- **Excerpt from a dataset**
|---|

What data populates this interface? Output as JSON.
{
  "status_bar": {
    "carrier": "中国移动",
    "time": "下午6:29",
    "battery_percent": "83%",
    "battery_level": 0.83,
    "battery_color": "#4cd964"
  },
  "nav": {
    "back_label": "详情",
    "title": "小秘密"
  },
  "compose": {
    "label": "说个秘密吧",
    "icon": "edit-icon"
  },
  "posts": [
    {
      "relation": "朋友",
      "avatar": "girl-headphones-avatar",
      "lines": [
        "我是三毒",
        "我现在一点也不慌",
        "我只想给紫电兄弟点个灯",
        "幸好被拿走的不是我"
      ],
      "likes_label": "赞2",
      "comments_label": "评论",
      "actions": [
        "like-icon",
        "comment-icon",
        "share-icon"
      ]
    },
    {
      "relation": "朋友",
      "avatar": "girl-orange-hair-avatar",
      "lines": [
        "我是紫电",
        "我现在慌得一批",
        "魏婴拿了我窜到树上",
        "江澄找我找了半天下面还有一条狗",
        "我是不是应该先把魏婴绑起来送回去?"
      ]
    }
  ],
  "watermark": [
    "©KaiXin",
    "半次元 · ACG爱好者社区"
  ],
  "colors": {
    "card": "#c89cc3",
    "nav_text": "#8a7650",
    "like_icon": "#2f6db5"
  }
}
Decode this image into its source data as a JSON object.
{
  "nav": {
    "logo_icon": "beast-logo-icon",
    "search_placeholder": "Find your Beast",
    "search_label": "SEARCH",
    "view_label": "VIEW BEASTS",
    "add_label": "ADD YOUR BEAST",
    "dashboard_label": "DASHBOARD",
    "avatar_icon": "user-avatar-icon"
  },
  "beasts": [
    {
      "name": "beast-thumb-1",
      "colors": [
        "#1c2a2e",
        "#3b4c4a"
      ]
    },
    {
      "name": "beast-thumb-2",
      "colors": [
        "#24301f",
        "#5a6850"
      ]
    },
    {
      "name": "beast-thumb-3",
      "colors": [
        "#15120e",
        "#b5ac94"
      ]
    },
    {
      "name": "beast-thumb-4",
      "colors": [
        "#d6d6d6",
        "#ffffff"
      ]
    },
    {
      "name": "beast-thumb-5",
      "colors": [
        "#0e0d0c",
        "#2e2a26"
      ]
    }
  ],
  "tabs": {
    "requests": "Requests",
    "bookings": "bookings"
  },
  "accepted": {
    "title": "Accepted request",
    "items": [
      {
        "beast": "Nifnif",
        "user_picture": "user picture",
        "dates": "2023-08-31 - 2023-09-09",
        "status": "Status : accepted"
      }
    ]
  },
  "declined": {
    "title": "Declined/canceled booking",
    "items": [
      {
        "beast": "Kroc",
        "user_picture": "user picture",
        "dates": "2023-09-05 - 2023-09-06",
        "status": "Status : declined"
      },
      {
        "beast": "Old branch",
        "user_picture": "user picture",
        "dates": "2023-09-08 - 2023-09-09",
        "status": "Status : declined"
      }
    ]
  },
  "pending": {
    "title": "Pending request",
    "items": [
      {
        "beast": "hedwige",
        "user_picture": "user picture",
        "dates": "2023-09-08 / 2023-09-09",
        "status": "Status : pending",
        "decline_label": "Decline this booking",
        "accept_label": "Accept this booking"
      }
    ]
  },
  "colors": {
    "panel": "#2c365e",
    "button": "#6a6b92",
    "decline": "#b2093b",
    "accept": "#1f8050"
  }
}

|---|

- **Exercise instructions**
Transcribe the entire listing above precisely.

- **Solution for this exercise**
What data populates this interface? Output as JSON.
{
  "status_bar": {
    "carrier": "中国移动",
    "time": "下午6:29",
    "battery_percent": "83%",
    "battery_level": 0.83,
    "battery_color": "#4cd964"
  },
  "nav": {
    "back_label": "详情",
    "title": "小秘密"
  },
  "compose": {
    "label": "说个秘密吧",
    "icon": "edit-icon"
  },
  "posts": [
    {
      "relation": "朋友",
      "avatar": "girl-headphones-avatar",
      "lines": [
        "我是三毒",
        "我现在一点也不慌",
        "我只想给紫电兄弟点个灯",
        "幸好被拿走的不是我"
      ],
      "likes_label": "赞2",
      "comments_label": "评论",
      "actions": [
        "like-icon",
        "comment-icon",
        "share-icon"
      ]
    },
    {
      "relation": "朋友",
      "avatar": "girl-orange-hair-avatar",
      "lines": [
        "我是紫电",
        "我现在慌得一批",
        "魏婴拿了我窜到树上",
        "江澄找我找了半天下面还有一条狗",
        "我是不是应该先把魏婴绑起来送回去?"
      ]
    }
  ],
  "watermark": [
    "©KaiXin",
    "半次元 · ACG爱好者社区"
  ],
  "colors": {
    "card": "#c89cc3",
    "nav_text": "#8a7650",
    "like_icon": "#2f6db5"
  }
}
Decode this image into its source data as a JSON object.
{
  "nav": {
    "logo_icon": "beast-logo-icon",
    "search_placeholder": "Find your Beast",
    "search_label": "SEARCH",
    "view_label": "VIEW BEASTS",
    "add_label": "ADD YOUR BEAST",
    "dashboard_label": "DASHBOARD",
    "avatar_icon": "user-avatar-icon"
  },
  "beasts": [
    {
      "name": "beast-thumb-1",
      "colors": [
        "#1c2a2e",
        "#3b4c4a"
      ]
    },
    {
      "name": "beast-thumb-2",
      "colors": [
        "#24301f",
        "#5a6850"
      ]
    },
    {
      "name": "beast-thumb-3",
      "colors": [
        "#15120e",
        "#b5ac94"
      ]
    },
    {
      "name": "beast-thumb-4",
      "colors": [
        "#d6d6d6",
        "#ffffff"
      ]
    },
    {
      "name": "beast-thumb-5",
      "colors": [
        "#0e0d0c",
        "#2e2a26"
      ]
    }
  ],
  "tabs": {
    "requests": "Requests",
    "bookings": "bookings"
  },
  "accepted": {
    "title": "Accepted request",
    "items": [
      {
        "beast": "Nifnif",
        "user_picture": "user picture",
        "dates": "2023-08-31 - 2023-09-09",
        "status": "Status : accepted"
      }
    ]
  },
  "declined": {
    "title": "Declined/canceled booking",
    "items": [
      {
        "beast": "Kroc",
        "user_picture": "user picture",
        "dates": "2023-09-05 - 2023-09-06",
        "status": "Status : declined"
      },
      {
        "beast": "Old branch",
        "user_picture": "user picture",
        "dates": "2023-09-08 - 2023-09-09",
        "status": "Status : declined"
      }
    ]
  },
  "pending": {
    "title": "Pending request",
    "items": [
      {
        "beast": "hedwige",
        "user_picture": "user picture",
        "dates": "2023-09-08 / 2023-09-09",
        "status": "Status : pending",
        "decline_label": "Decline this booking",
        "accept_label": "Accept this booking"
      }
    ]
  },
  "colors": {
    "panel": "#2c365e",
    "button": "#6a6b92",
    "decline": "#b2093b",
    "accept": "#1f8050"
  }
}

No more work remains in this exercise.